### [What you have to do]
Return all lines that include the string "Oberndorf".
##### Records to process #####
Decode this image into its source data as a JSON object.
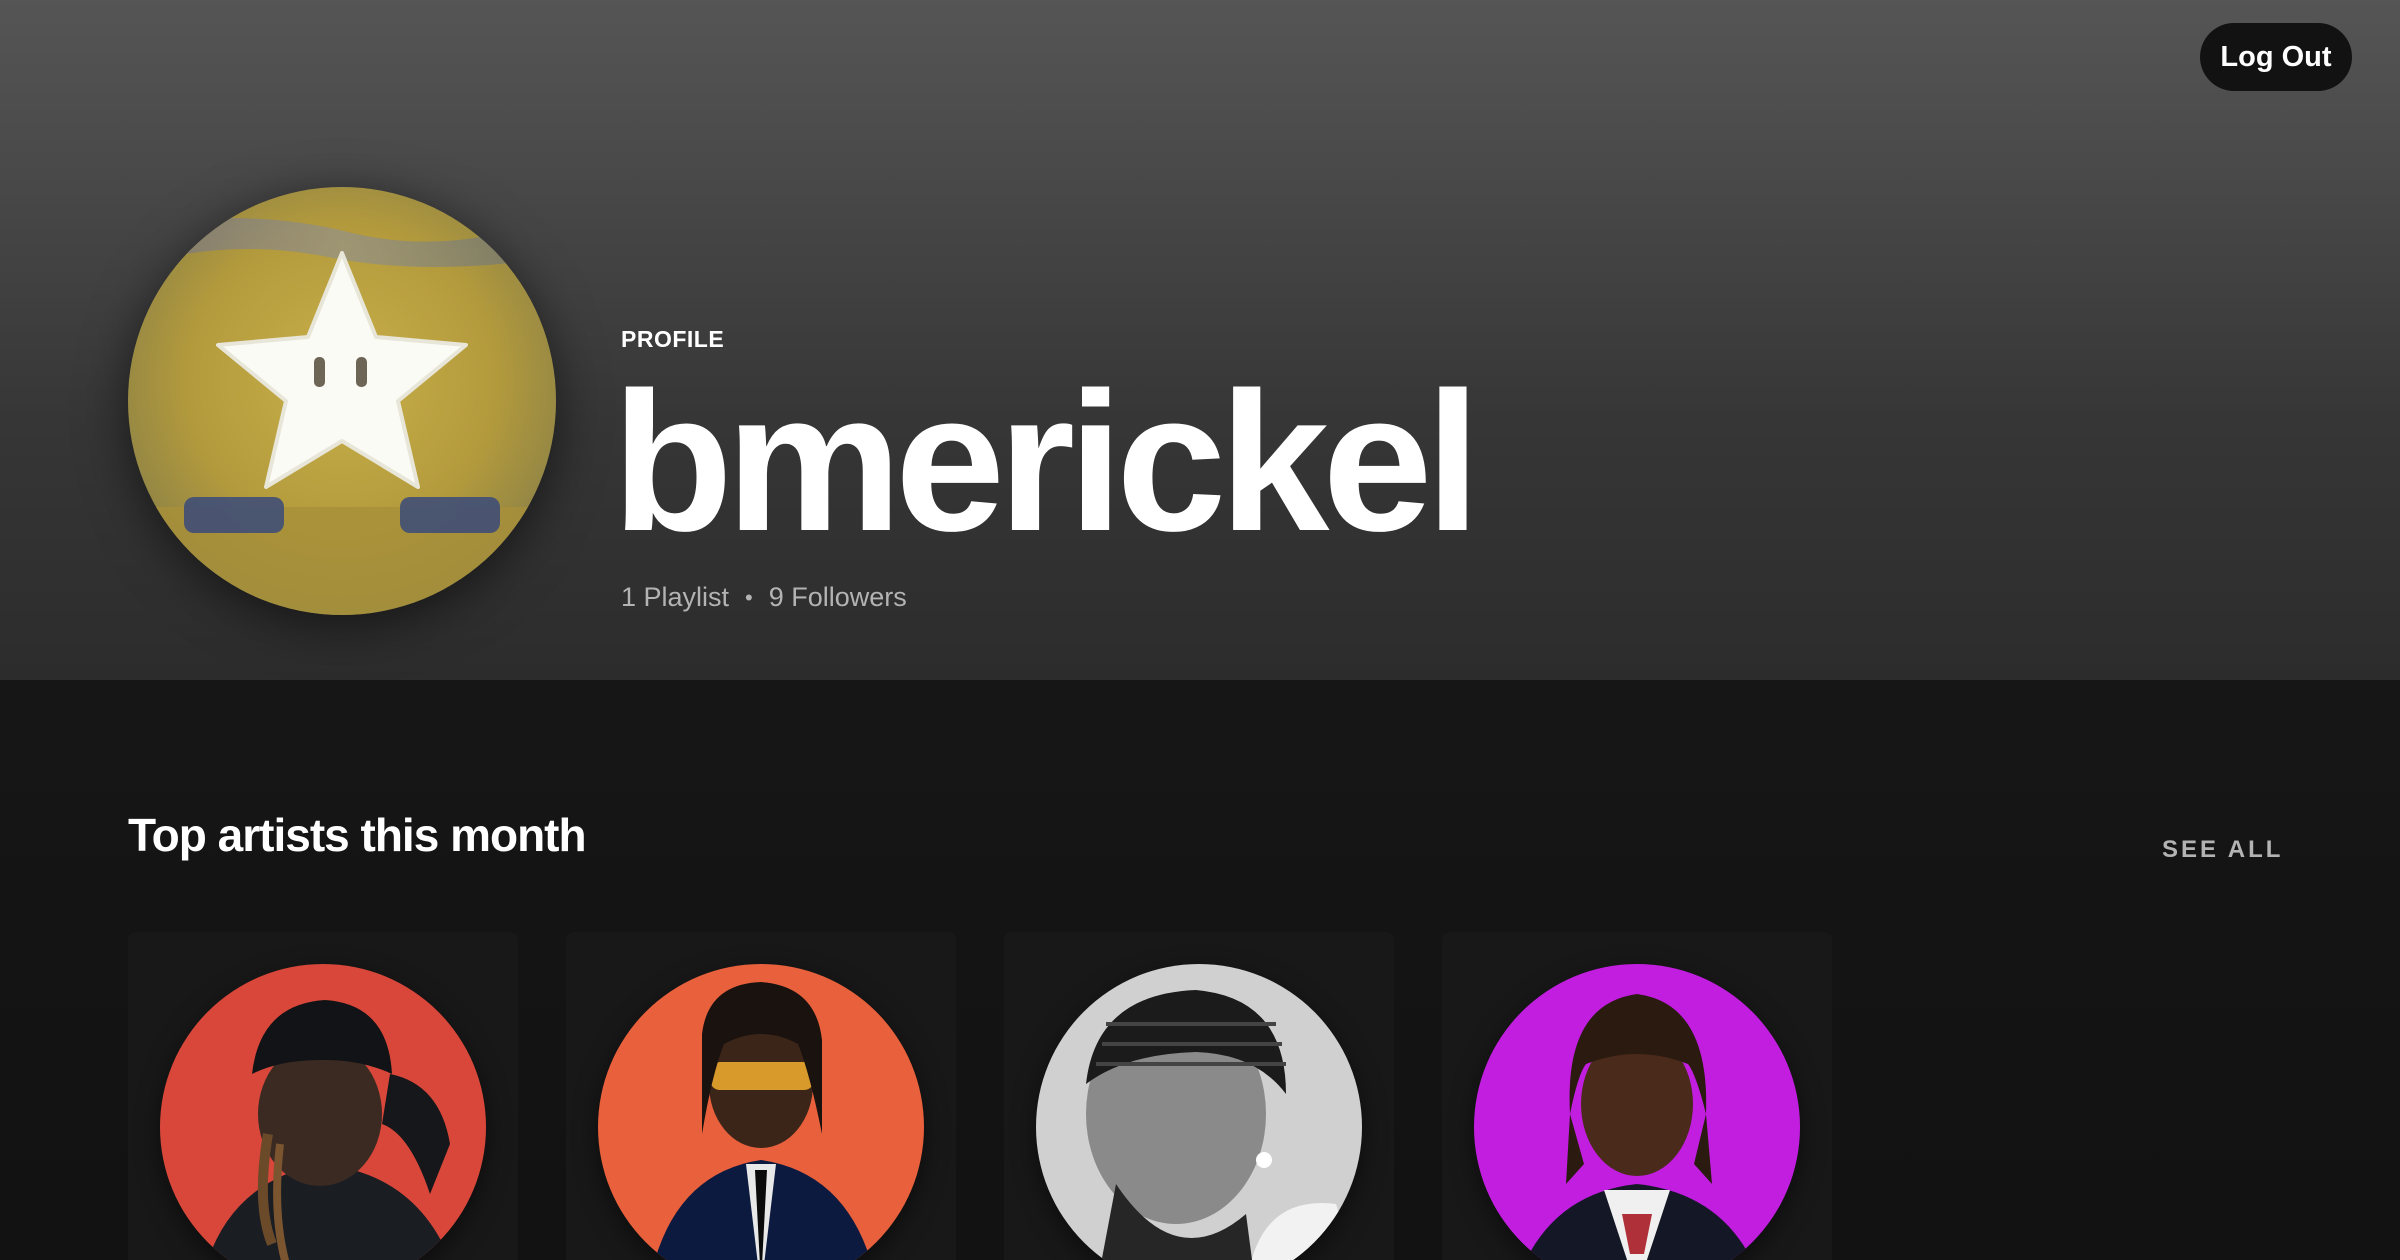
{
  "header": {
    "logout_label": "Log Out",
    "profile_label": "PROFILE",
    "username": "bmerickel",
    "playlists": "1 Playlist",
    "separator": "•",
    "followers": "9 Followers"
  },
  "top_artists": {
    "title": "Top artists this month",
    "see_all_label": "SEE ALL",
    "items": [
      {
        "icon": "artist-photo",
        "bg_color": "#d9473a"
      },
      {
        "icon": "artist-photo",
        "bg_color": "#e8603c"
      },
      {
        "icon": "artist-photo",
        "bg_color": "#cfcfcf"
      },
      {
        "icon": "artist-photo",
        "bg_color": "#c21ee0"
      }
    ]
  },
  "colors": {
    "background": "#121212",
    "header_top": "#555555",
    "text_secondary": "#b3b3b3",
    "card_bg": "#181818"
  }
}
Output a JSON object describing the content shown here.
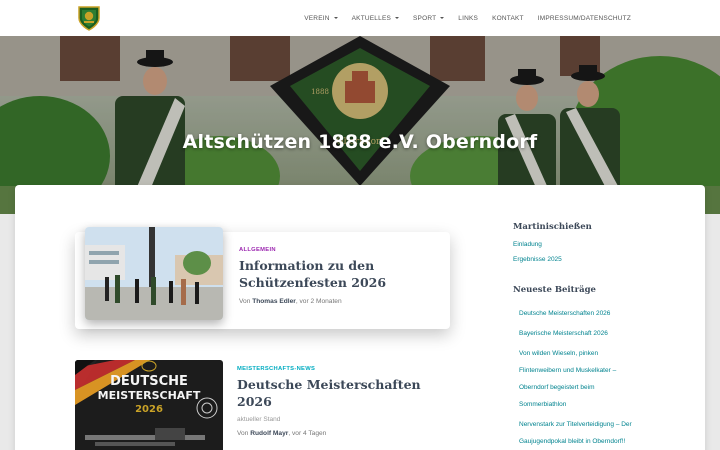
{
  "nav": {
    "items": [
      {
        "label": "VEREIN",
        "caret": true
      },
      {
        "label": "AKTUELLES",
        "caret": true
      },
      {
        "label": "SPORT",
        "caret": true
      },
      {
        "label": "LINKS",
        "caret": false
      },
      {
        "label": "KONTAKT",
        "caret": false
      },
      {
        "label": "IMPRESSUM/DATENSCHUTZ",
        "caret": false
      }
    ]
  },
  "hero": {
    "title": "Altschützen 1888 e.V. Oberndorf",
    "banner_text": "Oberndorf",
    "banner_year": "1888"
  },
  "posts": [
    {
      "category": "ALLGEMEIN",
      "title_line1": "Information zu den",
      "title_line2": "Schützenfesten 2026",
      "by": "Von",
      "author": "Thomas Edler",
      "time": ", vor 2 Monaten"
    },
    {
      "category": "MEISTERSCHAFTS-NEWS",
      "title": "Deutsche Meisterschaften 2026",
      "excerpt": "aktueller Stand",
      "by": "Von",
      "author": "Rudolf Mayr",
      "time": ", vor 4 Tagen",
      "thumb_line1": "DEUTSCHE",
      "thumb_line2": "MEISTERSCHAFT",
      "thumb_line3": "2026"
    }
  ],
  "sidebar": {
    "widget1_title": "Martinischießen",
    "widget1_links": [
      "Einladung",
      "Ergebnisse 2025"
    ],
    "widget2_title": "Neueste Beiträge",
    "recent": [
      "Deutsche Meisterschaften 2026",
      "Bayerische Meisterschaft 2026",
      "Von wilden Wieseln, pinken",
      "Flintenweibern und Muskelkater –",
      "Oberndorf begeistert beim",
      "Sommerbiathlon",
      "Nervenstark zur Titelverteidigung – Der",
      "Gaujugendpokal bleibt in Oberndorf!!"
    ]
  },
  "colors": {
    "accent_purple": "#9c27b0",
    "accent_teal": "#00acc1",
    "link": "#00838f",
    "title": "#3c4858"
  }
}
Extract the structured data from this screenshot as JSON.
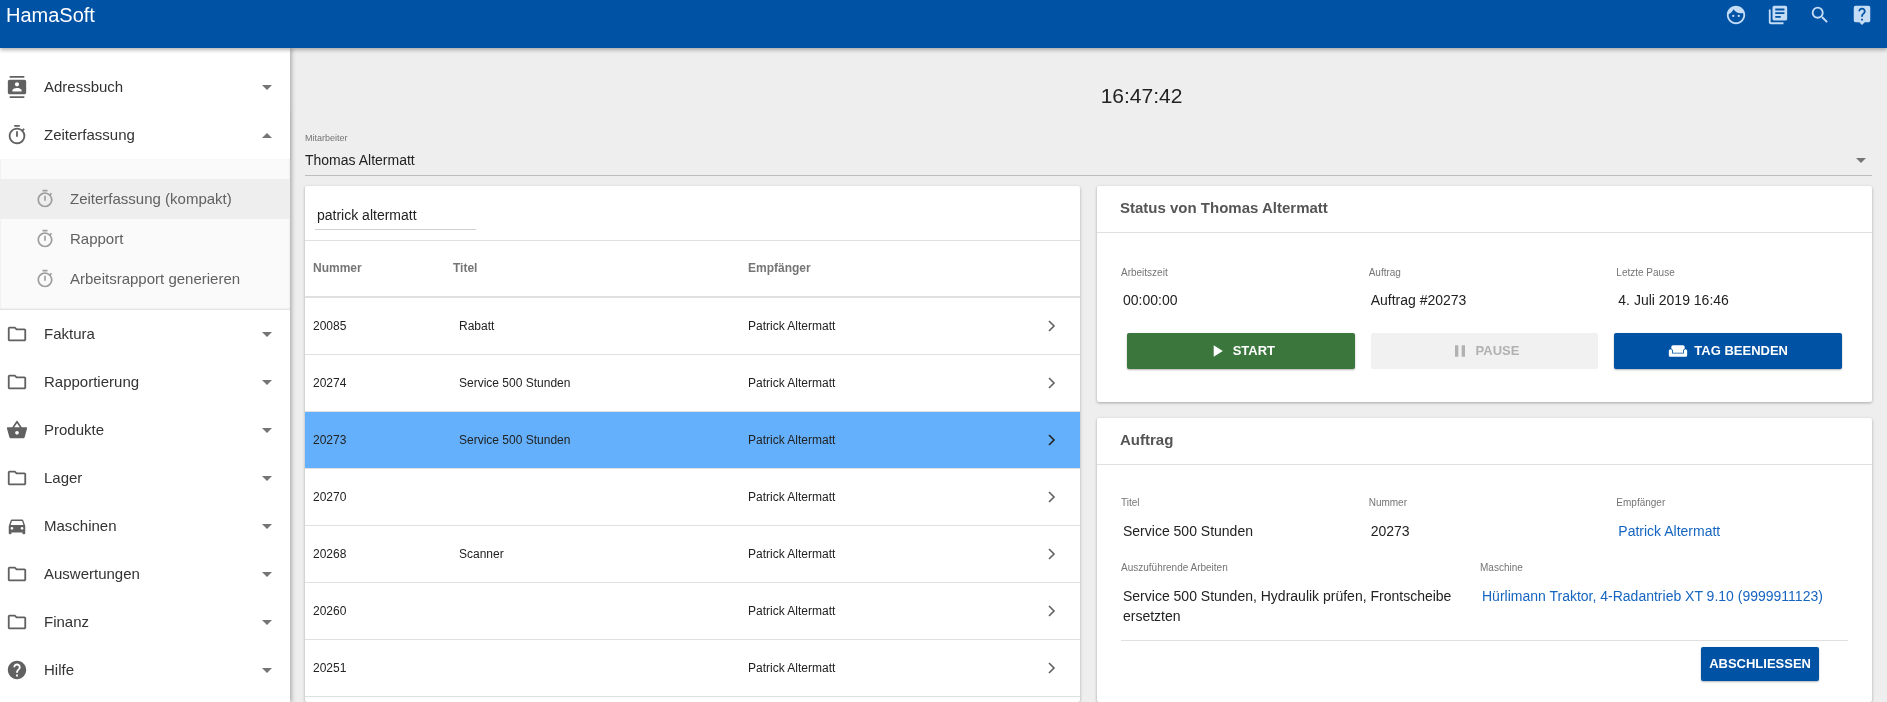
#####
### [Answer to this problem]
    "title": "Altschützen 1888 e.V. Oberndorf",
    "banner_text": "Oberndorf",
      "Oberndorf begeistert beim",
      "Gaujugendpokal bleibt in Oberndorf!!"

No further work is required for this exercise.